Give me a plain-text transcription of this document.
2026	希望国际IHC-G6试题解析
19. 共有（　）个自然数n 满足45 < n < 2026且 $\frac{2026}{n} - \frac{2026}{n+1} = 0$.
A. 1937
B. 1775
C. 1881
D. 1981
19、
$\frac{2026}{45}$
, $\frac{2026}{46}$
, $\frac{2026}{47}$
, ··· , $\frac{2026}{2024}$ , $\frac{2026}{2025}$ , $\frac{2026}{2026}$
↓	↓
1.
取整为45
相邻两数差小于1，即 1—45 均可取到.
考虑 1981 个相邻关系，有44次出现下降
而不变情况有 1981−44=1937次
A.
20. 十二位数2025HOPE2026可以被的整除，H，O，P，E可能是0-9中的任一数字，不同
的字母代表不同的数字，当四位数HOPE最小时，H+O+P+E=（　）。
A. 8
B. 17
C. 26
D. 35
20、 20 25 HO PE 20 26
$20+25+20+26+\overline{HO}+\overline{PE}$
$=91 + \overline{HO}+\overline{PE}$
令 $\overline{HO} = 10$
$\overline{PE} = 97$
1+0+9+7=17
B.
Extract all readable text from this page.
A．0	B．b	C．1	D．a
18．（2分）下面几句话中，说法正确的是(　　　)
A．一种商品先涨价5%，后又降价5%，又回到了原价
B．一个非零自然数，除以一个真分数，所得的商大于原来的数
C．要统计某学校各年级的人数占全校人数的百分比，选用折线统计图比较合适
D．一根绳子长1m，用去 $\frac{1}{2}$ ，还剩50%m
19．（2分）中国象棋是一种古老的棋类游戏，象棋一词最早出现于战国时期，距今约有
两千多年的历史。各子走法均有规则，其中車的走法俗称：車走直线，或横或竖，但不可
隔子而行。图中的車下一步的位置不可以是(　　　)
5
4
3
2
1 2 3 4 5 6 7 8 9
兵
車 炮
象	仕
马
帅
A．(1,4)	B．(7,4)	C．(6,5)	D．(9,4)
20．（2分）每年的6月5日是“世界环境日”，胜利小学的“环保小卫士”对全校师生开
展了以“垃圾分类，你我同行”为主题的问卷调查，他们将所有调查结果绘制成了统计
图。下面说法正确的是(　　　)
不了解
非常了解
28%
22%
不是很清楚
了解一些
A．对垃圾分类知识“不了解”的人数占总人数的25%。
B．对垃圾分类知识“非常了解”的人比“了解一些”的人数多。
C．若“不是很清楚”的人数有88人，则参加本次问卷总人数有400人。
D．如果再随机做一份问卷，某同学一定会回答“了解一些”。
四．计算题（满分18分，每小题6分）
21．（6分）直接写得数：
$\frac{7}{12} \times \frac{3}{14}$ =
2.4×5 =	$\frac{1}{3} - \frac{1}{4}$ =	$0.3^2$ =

Exercise requirements :: Copy each line that contains the word "text".

Solved problem ::
Give me a plain-text transcription of this document.
Extract all readable text from this page.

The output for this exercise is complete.